* Work required *
Can you print the data exactly and leave out each image?

┌─ Record set

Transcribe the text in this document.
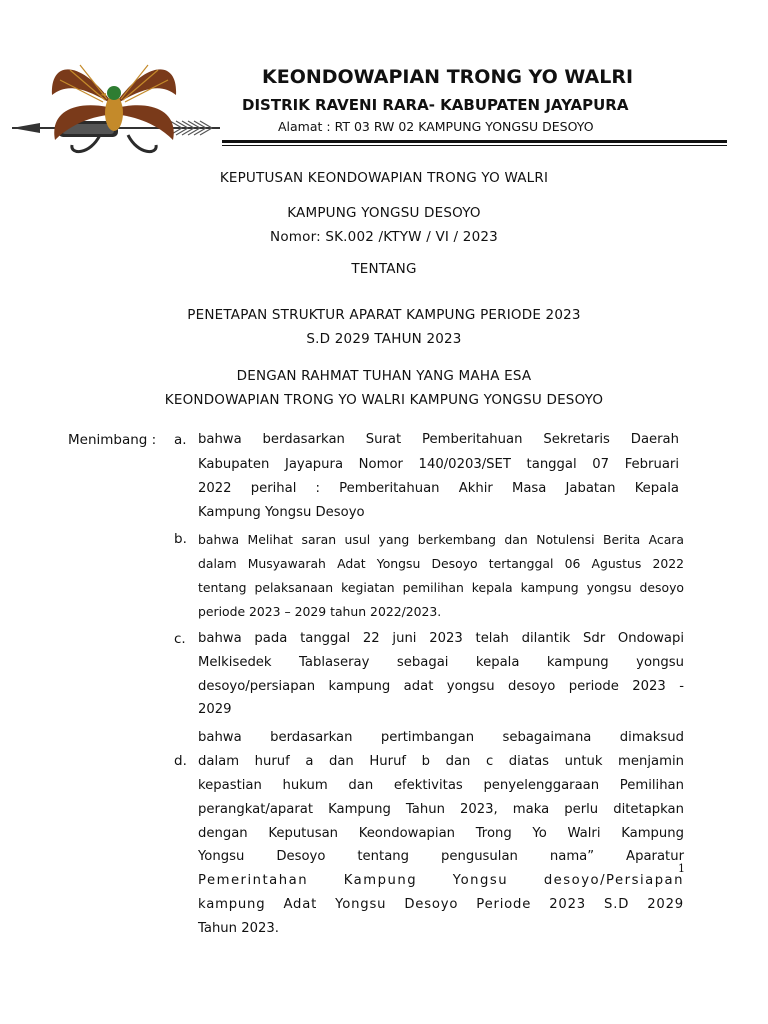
KEONDOWAPIAN TRONG YO WALRI
DISTRIK RAVENI RARA- KABUPATEN JAYAPURA
Alamat : RT 03 RW 02 KAMPUNG YONGSU DESOYO
KEPUTUSAN KEONDOWAPIAN TRONG YO WALRI
KAMPUNG YONGSU DESOYO
Nomor: SK.002 /KTYW / VI / 2023
TENTANG
PENETAPAN STRUKTUR APARAT KAMPUNG PERIODE 2023
S.D 2029 TAHUN 2023
DENGAN RAHMAT TUHAN YANG MAHA ESA
KEONDOWAPIAN TRONG YO WALRI KAMPUNG YONGSU DESOYO
Menimbang : a. bahwa berdasarkan Surat Pemberitahuan Sekretaris Daerah
Kabupaten Jayapura Nomor 140/0203/SET tanggal 07 Februari
2022 perihal : Pemberitahuan Akhir Masa Jabatan Kepala
Kampung Yongsu Desoyo
b. bahwa Melihat saran usul yang berkembang dan Notulensi Berita Acara
dalam Musyawarah Adat Yongsu Desoyo tertanggal 06 Agustus 2022
tentang pelaksanaan kegiatan pemilihan kepala kampung yongsu desoyo
periode 2023 – 2029 tahun 2022/2023.
c. bahwa pada tanggal 22 juni 2023 telah dilantik Sdr Ondowapi
Melkisedek Tablaseray sebagai kepala kampung yongsu
desoyo/persiapan kampung adat yongsu desoyo periode 2023 -
2029
bahwa berdasarkan pertimbangan sebagaimana dimaksud
d. dalam huruf a dan Huruf b dan c diatas untuk menjamin
kepastian hukum dan efektivitas penyelenggaraan Pemilihan
perangkat/aparat Kampung Tahun 2023, maka perlu ditetapkan
dengan Keputusan Keondowapian Trong Yo Walri Kampung
Yongsu Desoyo tentang pengusulan nama” Aparatur
Pemerintahan Kampung Yongsu desoyo/Persiapan
kampung Adat Yongsu Desoyo Periode 2023 S.D 2029
Tahun 2023.
1
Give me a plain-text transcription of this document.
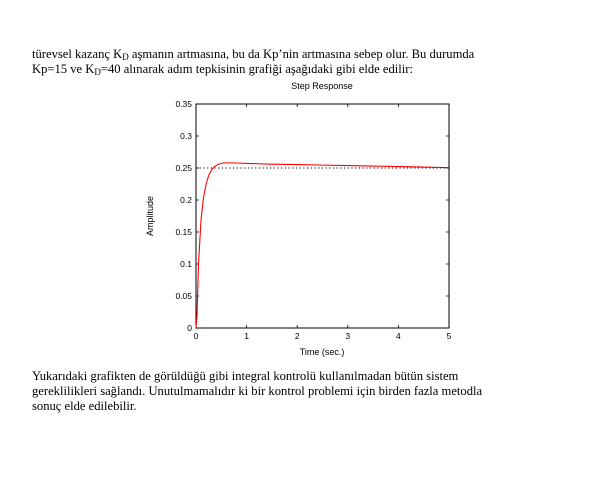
türevsel kazanç $K_D$ aşmanın artmasına, bu da Kp’nin artmasına sebep olur. Bu durumda
Kp=15 ve $K_D=40$ alınarak adım tepkisinin grafiği aşağıdaki gibi elde edilir:

Step Response
0	1	2	3	4	5
0
0.05
0.1
0.15
0.2
0.25
0.3
0.35
Time (sec.)
Amplitude

Yukarıdaki grafikten de görüldüğü gibi integral kontrolü kullanılmadan bütün sistem
gereklilikleri sağlandı. Unutulmamalıdır ki bir kontrol problemi için birden fazla metodla
sonuç elde edilebilir.
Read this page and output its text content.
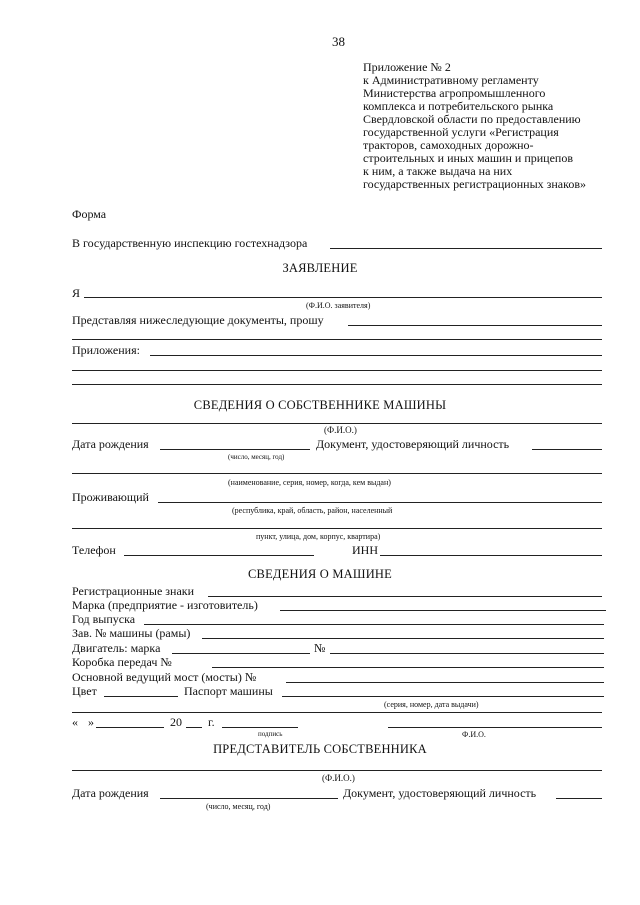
38
Приложение № 2
к Административному регламенту
Министерства агропромышленного
комплекса и потребительского рынка
Свердловской области по предоставлению
государственной услуги «Регистрация
тракторов, самоходных дорожно-
строительных и иных машин и прицепов
к ним, а также выдача на них
государственных регистрационных знаков»
Форма
В государственную инспекцию гостехнадзора
ЗАЯВЛЕНИЕ
Я
(Ф.И.О. заявителя)
Представляя нижеследующие документы, прошу
Приложения:
СВЕДЕНИЯ О СОБСТВЕННИКЕ МАШИНЫ
(Ф.И.О.)
Дата рождения	Документ, удостоверяющий личность
(число, месяц, год)
(наименование, серия, номер, когда, кем выдан)
Проживающий
(республика, край, область, район, населенный
пункт, улица, дом, корпус, квартира)
Телефон	ИНН
СВЕДЕНИЯ О МАШИНЕ
Регистрационные знаки
Марка (предприятие - изготовитель)
Год выпуска
Зав. № машины (рамы)
Двигатель: марка	№
Коробка передач №
Основной ведущий мост (мосты) №
Цвет	Паспорт машины
(серия, номер, дата выдачи)
« »	20 г.
подпись	Ф.И.О.
ПРЕДСТАВИТЕЛЬ СОБСТВЕННИКА
(Ф.И.О.)
Дата рождения	Документ, удостоверяющий личность
(число, месяц, год)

└─

* Exercise solution *
Transcribe the text in this document.
KEONDOWAPIAN TRONG YO WALRI
DISTRIK RAVENI RARA- KABUPATEN JAYAPURA
Alamat : RT 03 RW 02 KAMPUNG YONGSU DESOYO
KEPUTUSAN KEONDOWAPIAN TRONG YO WALRI
KAMPUNG YONGSU DESOYO
Nomor: SK.002 /KTYW / VI / 2023
TENTANG
PENETAPAN STRUKTUR APARAT KAMPUNG PERIODE 2023
S.D 2029 TAHUN 2023
DENGAN RAHMAT TUHAN YANG MAHA ESA
KEONDOWAPIAN TRONG YO WALRI KAMPUNG YONGSU DESOYO
Menimbang : a. bahwa berdasarkan Surat Pemberitahuan Sekretaris Daerah
Kabupaten Jayapura Nomor 140/0203/SET tanggal 07 Februari
2022 perihal : Pemberitahuan Akhir Masa Jabatan Kepala
Kampung Yongsu Desoyo
b. bahwa Melihat saran usul yang berkembang dan Notulensi Berita Acara
dalam Musyawarah Adat Yongsu Desoyo tertanggal 06 Agustus 2022
tentang pelaksanaan kegiatan pemilihan kepala kampung yongsu desoyo
periode 2023 – 2029 tahun 2022/2023.
c. bahwa pada tanggal 22 juni 2023 telah dilantik Sdr Ondowapi
Melkisedek Tablaseray sebagai kepala kampung yongsu
desoyo/persiapan kampung adat yongsu desoyo periode 2023 -
2029
bahwa berdasarkan pertimbangan sebagaimana dimaksud
d. dalam huruf a dan Huruf b dan c diatas untuk menjamin
kepastian hukum dan efektivitas penyelenggaraan Pemilihan
perangkat/aparat Kampung Tahun 2023, maka perlu ditetapkan
dengan Keputusan Keondowapian Trong Yo Walri Kampung
Yongsu Desoyo tentang pengusulan nama” Aparatur
Pemerintahan Kampung Yongsu desoyo/Persiapan
kampung Adat Yongsu Desoyo Periode 2023 S.D 2029
Tahun 2023.
1
Give me a plain-text transcription of this document.
türevsel kazanç $K_D$ aşmanın artmasına, bu da Kp’nin artmasına sebep olur. Bu durumda
Kp=15 ve $K_D=40$ alınarak adım tepkisinin grafiği aşağıdaki gibi elde edilir:

Step Response
0	1	2	3	4	5
0
0.05
0.1
0.15
0.2
0.25
0.3
0.35
Time (sec.)
Amplitude

Yukarıdaki grafikten de görüldüğü gibi integral kontrolü kullanılmadan bütün sistem
gereklilikleri sağlandı. Unutulmamalıdır ki bir kontrol problemi için birden fazla metodla
sonuç elde edilebilir.
Read this page and output its text content.
38
Приложение № 2
к Административному регламенту
Министерства агропромышленного
комплекса и потребительского рынка
Свердловской области по предоставлению
государственной услуги «Регистрация
тракторов, самоходных дорожно-
строительных и иных машин и прицепов
к ним, а также выдача на них
государственных регистрационных знаков»
Форма
В государственную инспекцию гостехнадзора
ЗАЯВЛЕНИЕ
Я
(Ф.И.О. заявителя)
Представляя нижеследующие документы, прошу
Приложения:
СВЕДЕНИЯ О СОБСТВЕННИКЕ МАШИНЫ
(Ф.И.О.)
Дата рождения	Документ, удостоверяющий личность
(число, месяц, год)
(наименование, серия, номер, когда, кем выдан)
Проживающий
(республика, край, область, район, населенный
пункт, улица, дом, корпус, квартира)
Телефон	ИНН
СВЕДЕНИЯ О МАШИНЕ
Регистрационные знаки
Марка (предприятие - изготовитель)
Год выпуска
Зав. № машины (рамы)
Двигатель: марка	№
Коробка передач №
Основной ведущий мост (мосты) №
Цвет	Паспорт машины
(серия, номер, дата выдачи)
« »	20 г.
подпись	Ф.И.О.
ПРЕДСТАВИТЕЛЬ СОБСТВЕННИКА
(Ф.И.О.)
Дата рождения	Документ, удостоверяющий личность
(число, месяц, год)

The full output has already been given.